Data entries:
______
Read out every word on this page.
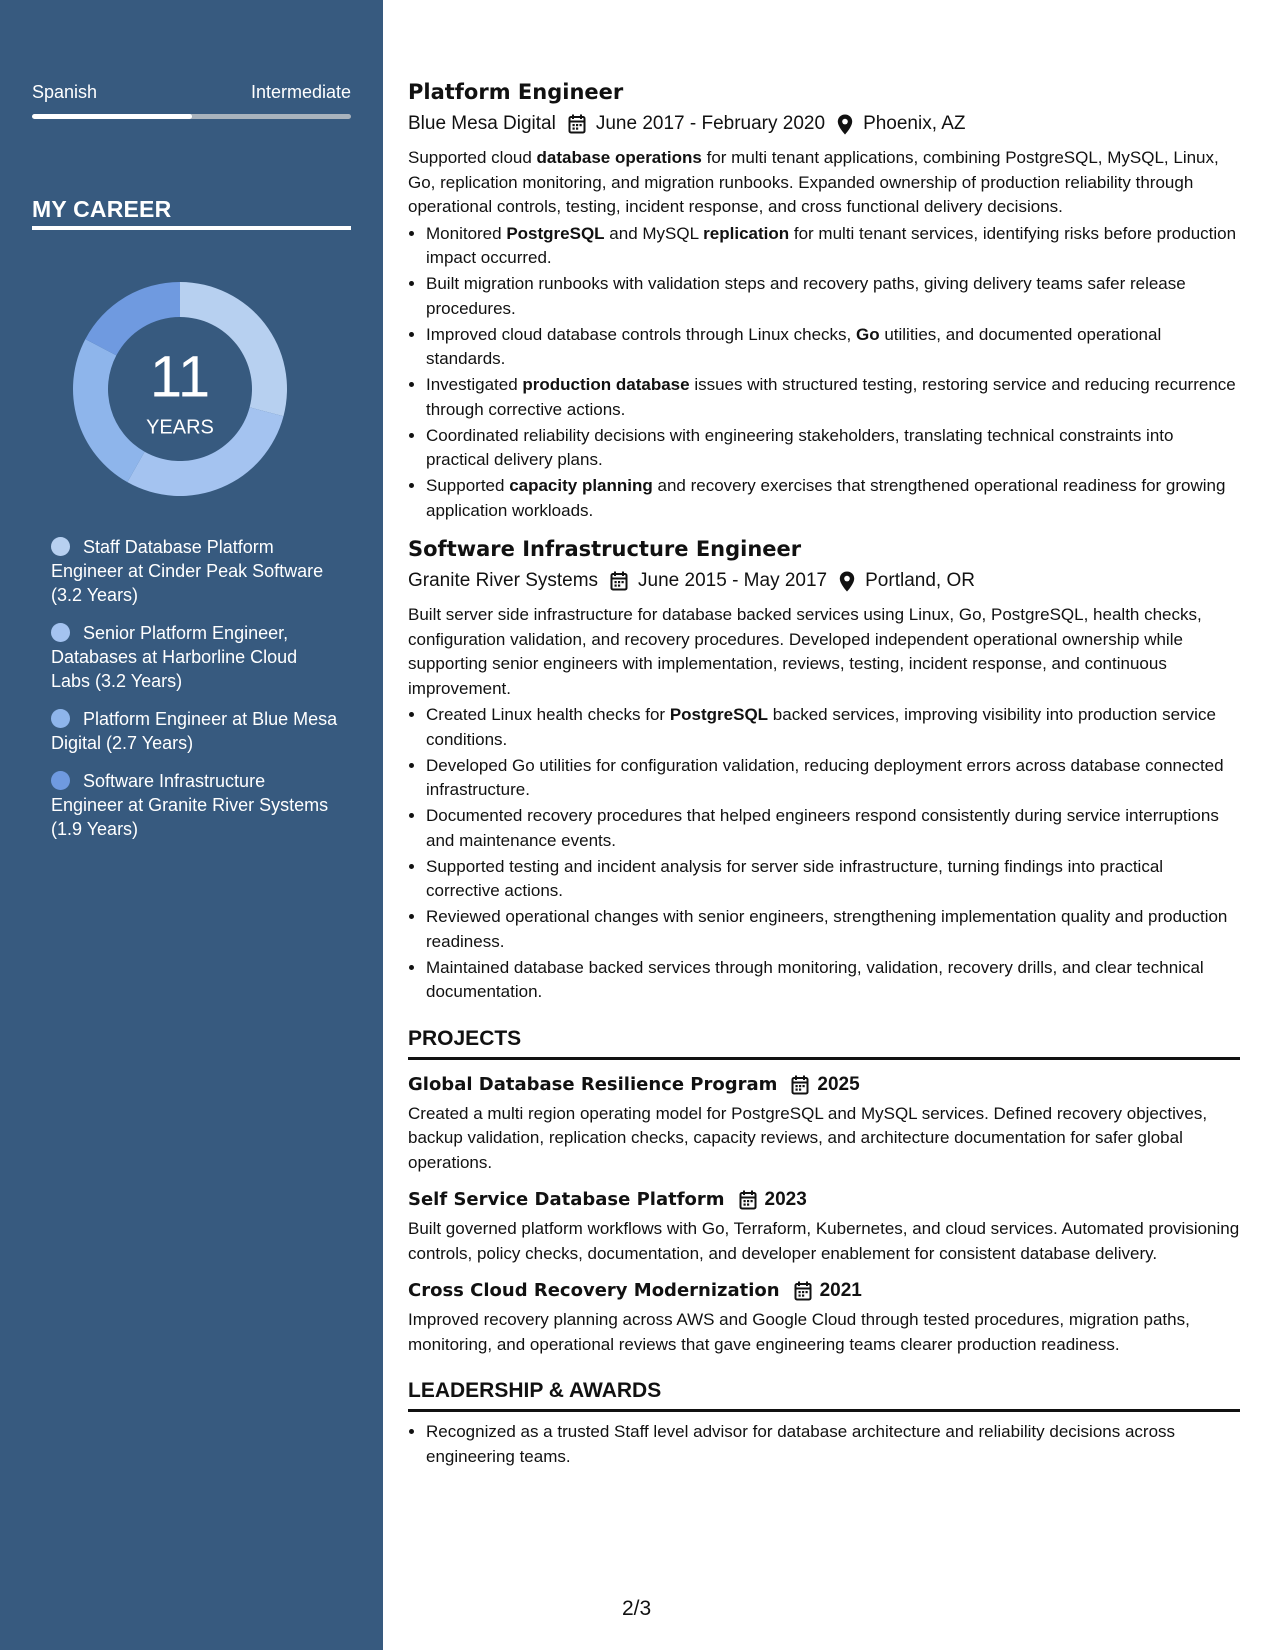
Spanish	Intermediate
MY CAREER
11
YEARS
Staff Database Platform Engineer at Cinder Peak Software (3.2 Years)
Senior Platform Engineer, Databases at Harborline Cloud Labs (3.2 Years)
Platform Engineer at Blue Mesa Digital (2.7 Years)
Software Infrastructure Engineer at Granite River Systems (1.9 Years)
Platform Engineer
Blue Mesa Digital June 2017 - February 2020 Phoenix, AZ
Supported cloud database operations for multi tenant applications, combining PostgreSQL, MySQL, Linux, Go, replication monitoring, and migration runbooks. Expanded ownership of production reliability through operational controls, testing, incident response, and cross functional delivery decisions.
• Monitored PostgreSQL and MySQL replication for multi tenant services, identifying risks before production impact occurred.
• Built migration runbooks with validation steps and recovery paths, giving delivery teams safer release procedures.
• Improved cloud database controls through Linux checks, Go utilities, and documented operational standards.
• Investigated production database issues with structured testing, restoring service and reducing recurrence through corrective actions.
• Coordinated reliability decisions with engineering stakeholders, translating technical constraints into practical delivery plans.
• Supported capacity planning and recovery exercises that strengthened operational readiness for growing application workloads.
Software Infrastructure Engineer
Granite River Systems June 2015 - May 2017 Portland, OR
Built server side infrastructure for database backed services using Linux, Go, PostgreSQL, health checks, configuration validation, and recovery procedures. Developed independent operational ownership while supporting senior engineers with implementation, reviews, testing, incident response, and continuous improvement.
• Created Linux health checks for PostgreSQL backed services, improving visibility into production service conditions.
• Developed Go utilities for configuration validation, reducing deployment errors across database connected infrastructure.
• Documented recovery procedures that helped engineers respond consistently during service interruptions and maintenance events.
• Supported testing and incident analysis for server side infrastructure, turning findings into practical corrective actions.
• Reviewed operational changes with senior engineers, strengthening implementation quality and production readiness.
• Maintained database backed services through monitoring, validation, recovery drills, and clear technical documentation.
PROJECTS
Global Database Resilience Program 2025
Created a multi region operating model for PostgreSQL and MySQL services. Defined recovery objectives, backup validation, replication checks, capacity reviews, and architecture documentation for safer global operations.
Self Service Database Platform 2023
Built governed platform workflows with Go, Terraform, Kubernetes, and cloud services. Automated provisioning controls, policy checks, documentation, and developer enablement for consistent database delivery.
Cross Cloud Recovery Modernization 2021
Improved recovery planning across AWS and Google Cloud through tested procedures, migration paths, monitoring, and operational reviews that gave engineering teams clearer production readiness.
LEADERSHIP & AWARDS
• Recognized as a trusted Staff level advisor for database architecture and reliability decisions across engineering teams.
2/3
______
Tally the lines of the listing that include "Systems". Reply with nothing but the count.

● **EXPECTED ANSWER**: 2